▸ Problem details
The exercise asks you to copy every line below in which "Employer" appears.
***** Data listing *****
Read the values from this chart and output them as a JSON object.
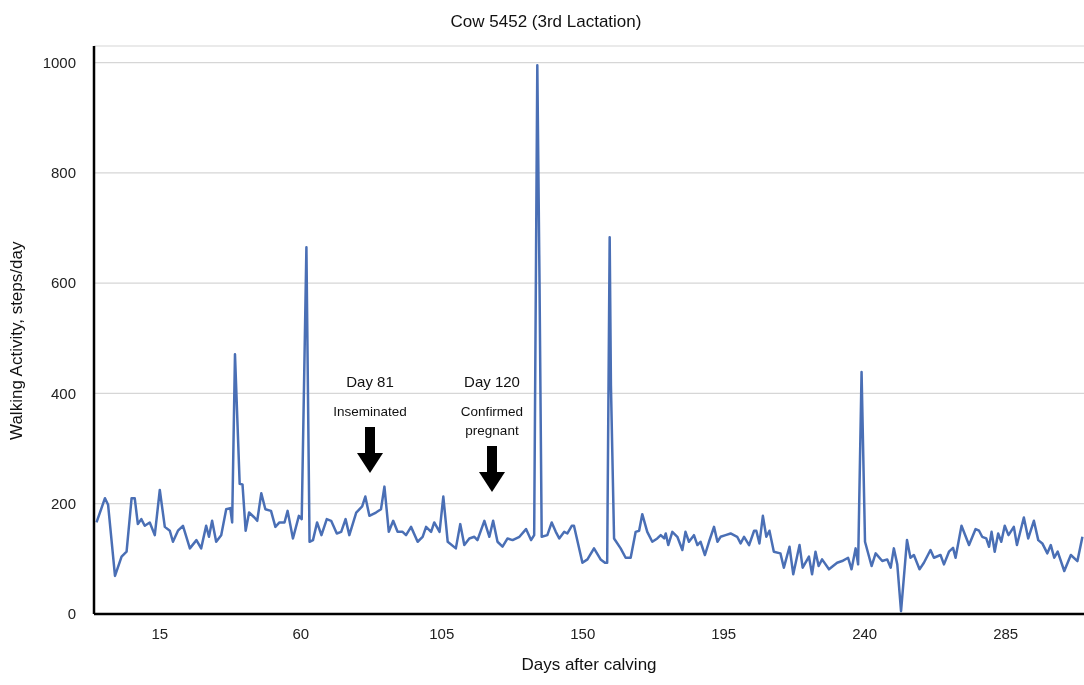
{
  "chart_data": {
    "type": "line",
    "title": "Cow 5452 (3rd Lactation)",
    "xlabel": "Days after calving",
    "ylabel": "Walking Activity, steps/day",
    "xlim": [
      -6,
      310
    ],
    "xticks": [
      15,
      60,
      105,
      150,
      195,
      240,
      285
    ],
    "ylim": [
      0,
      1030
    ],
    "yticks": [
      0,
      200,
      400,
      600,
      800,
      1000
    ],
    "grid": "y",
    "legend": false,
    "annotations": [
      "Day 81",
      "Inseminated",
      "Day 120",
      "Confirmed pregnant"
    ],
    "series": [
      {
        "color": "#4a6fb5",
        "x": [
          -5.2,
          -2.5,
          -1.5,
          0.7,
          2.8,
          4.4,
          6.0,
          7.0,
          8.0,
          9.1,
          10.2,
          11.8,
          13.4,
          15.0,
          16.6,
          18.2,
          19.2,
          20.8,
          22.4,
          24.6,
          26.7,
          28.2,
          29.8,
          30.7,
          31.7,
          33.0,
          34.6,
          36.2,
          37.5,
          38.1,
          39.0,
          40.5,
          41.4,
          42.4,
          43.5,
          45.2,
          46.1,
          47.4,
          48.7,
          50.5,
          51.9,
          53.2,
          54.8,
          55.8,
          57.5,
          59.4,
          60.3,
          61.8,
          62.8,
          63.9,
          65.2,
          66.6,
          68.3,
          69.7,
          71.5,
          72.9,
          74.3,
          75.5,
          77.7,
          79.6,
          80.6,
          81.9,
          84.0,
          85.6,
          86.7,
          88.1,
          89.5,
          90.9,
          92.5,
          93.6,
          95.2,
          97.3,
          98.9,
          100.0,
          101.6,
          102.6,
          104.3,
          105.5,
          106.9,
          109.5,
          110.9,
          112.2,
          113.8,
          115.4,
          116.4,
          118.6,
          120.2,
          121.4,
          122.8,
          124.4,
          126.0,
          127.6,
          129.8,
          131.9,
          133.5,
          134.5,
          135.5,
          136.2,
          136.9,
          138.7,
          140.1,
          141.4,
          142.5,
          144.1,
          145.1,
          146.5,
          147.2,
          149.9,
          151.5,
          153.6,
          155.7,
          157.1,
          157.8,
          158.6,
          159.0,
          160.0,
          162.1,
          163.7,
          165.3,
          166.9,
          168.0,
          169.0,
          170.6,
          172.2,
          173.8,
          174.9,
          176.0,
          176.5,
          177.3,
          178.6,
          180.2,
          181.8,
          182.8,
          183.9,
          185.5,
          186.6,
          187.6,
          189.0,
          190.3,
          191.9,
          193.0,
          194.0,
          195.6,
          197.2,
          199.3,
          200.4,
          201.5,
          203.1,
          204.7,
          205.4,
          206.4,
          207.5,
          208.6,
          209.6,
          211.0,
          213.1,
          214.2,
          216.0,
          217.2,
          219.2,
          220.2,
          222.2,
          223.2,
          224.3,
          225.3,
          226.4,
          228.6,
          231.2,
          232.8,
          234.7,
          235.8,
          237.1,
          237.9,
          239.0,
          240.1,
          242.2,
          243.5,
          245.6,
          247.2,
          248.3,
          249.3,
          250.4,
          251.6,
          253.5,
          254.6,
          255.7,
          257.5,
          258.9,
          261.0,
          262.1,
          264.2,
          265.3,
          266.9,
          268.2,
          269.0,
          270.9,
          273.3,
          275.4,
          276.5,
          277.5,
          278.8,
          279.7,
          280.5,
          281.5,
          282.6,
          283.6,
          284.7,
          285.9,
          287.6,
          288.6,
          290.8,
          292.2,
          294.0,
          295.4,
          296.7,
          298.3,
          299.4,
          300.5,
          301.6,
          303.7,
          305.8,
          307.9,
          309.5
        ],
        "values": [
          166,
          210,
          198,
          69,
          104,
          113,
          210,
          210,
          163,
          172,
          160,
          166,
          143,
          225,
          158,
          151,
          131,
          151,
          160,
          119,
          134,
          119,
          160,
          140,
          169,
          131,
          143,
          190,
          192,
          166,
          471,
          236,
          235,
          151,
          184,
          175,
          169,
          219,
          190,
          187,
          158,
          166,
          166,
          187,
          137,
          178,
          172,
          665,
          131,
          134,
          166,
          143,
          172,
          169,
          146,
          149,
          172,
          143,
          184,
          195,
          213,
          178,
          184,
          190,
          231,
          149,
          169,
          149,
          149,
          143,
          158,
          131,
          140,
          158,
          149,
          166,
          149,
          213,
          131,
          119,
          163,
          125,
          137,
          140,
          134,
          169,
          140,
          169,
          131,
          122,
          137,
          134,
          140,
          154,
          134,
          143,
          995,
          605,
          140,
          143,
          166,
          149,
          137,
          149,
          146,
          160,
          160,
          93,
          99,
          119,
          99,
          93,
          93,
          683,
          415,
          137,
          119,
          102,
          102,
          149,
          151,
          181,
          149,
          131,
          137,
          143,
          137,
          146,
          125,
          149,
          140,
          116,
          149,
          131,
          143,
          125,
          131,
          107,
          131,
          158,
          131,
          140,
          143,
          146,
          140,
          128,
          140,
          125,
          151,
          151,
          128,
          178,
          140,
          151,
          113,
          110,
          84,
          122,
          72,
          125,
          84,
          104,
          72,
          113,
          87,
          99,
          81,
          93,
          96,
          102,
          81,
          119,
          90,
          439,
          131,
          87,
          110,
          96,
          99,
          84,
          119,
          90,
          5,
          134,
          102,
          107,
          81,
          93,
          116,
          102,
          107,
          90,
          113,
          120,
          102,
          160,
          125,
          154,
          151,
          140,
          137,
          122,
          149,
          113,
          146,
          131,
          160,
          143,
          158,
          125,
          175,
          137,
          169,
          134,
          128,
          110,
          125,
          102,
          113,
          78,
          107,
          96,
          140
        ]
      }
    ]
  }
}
*****
***** Data listing *****
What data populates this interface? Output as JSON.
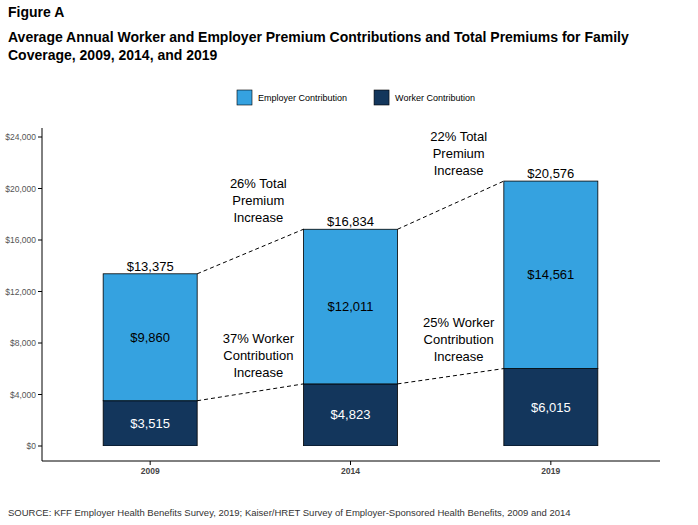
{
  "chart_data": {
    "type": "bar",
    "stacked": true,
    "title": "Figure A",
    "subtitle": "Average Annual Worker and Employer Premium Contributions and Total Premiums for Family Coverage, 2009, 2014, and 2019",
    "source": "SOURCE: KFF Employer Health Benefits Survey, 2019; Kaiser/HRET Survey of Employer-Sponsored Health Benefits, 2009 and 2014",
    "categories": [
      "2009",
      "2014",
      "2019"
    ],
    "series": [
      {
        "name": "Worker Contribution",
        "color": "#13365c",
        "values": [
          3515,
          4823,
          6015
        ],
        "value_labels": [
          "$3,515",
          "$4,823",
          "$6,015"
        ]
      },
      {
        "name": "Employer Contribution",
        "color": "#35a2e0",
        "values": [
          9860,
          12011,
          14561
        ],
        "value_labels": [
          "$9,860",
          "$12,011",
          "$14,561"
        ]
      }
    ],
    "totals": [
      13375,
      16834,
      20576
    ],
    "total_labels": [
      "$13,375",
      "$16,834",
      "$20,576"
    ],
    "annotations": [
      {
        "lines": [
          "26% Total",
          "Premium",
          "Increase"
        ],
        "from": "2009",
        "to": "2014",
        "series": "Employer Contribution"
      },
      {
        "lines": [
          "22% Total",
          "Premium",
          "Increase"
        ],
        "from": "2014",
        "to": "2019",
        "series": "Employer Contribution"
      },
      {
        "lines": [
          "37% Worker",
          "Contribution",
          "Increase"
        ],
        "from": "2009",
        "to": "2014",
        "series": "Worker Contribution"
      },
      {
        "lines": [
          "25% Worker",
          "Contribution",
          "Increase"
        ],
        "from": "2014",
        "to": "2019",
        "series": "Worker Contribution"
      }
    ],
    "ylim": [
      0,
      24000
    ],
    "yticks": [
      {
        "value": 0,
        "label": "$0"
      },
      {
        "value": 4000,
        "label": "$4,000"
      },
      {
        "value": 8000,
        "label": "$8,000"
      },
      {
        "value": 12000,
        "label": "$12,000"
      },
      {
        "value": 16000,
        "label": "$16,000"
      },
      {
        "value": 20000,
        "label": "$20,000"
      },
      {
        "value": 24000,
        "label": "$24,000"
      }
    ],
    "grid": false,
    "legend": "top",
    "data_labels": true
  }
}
*****
▸ Correct result
    "subtitle": "Average Annual Worker and Employer Premium Contributions and Total Premiums for Family Coverage, 2009, 2014, and 2019",
    "source": "SOURCE: KFF Employer Health Benefits Survey, 2019; Kaiser/HRET Survey of Employer-Sponsored Health Benefits, 2009 and 2014",
        "name": "Employer Contribution",
        "series": "Employer Contribution"
        "series": "Employer Contribution"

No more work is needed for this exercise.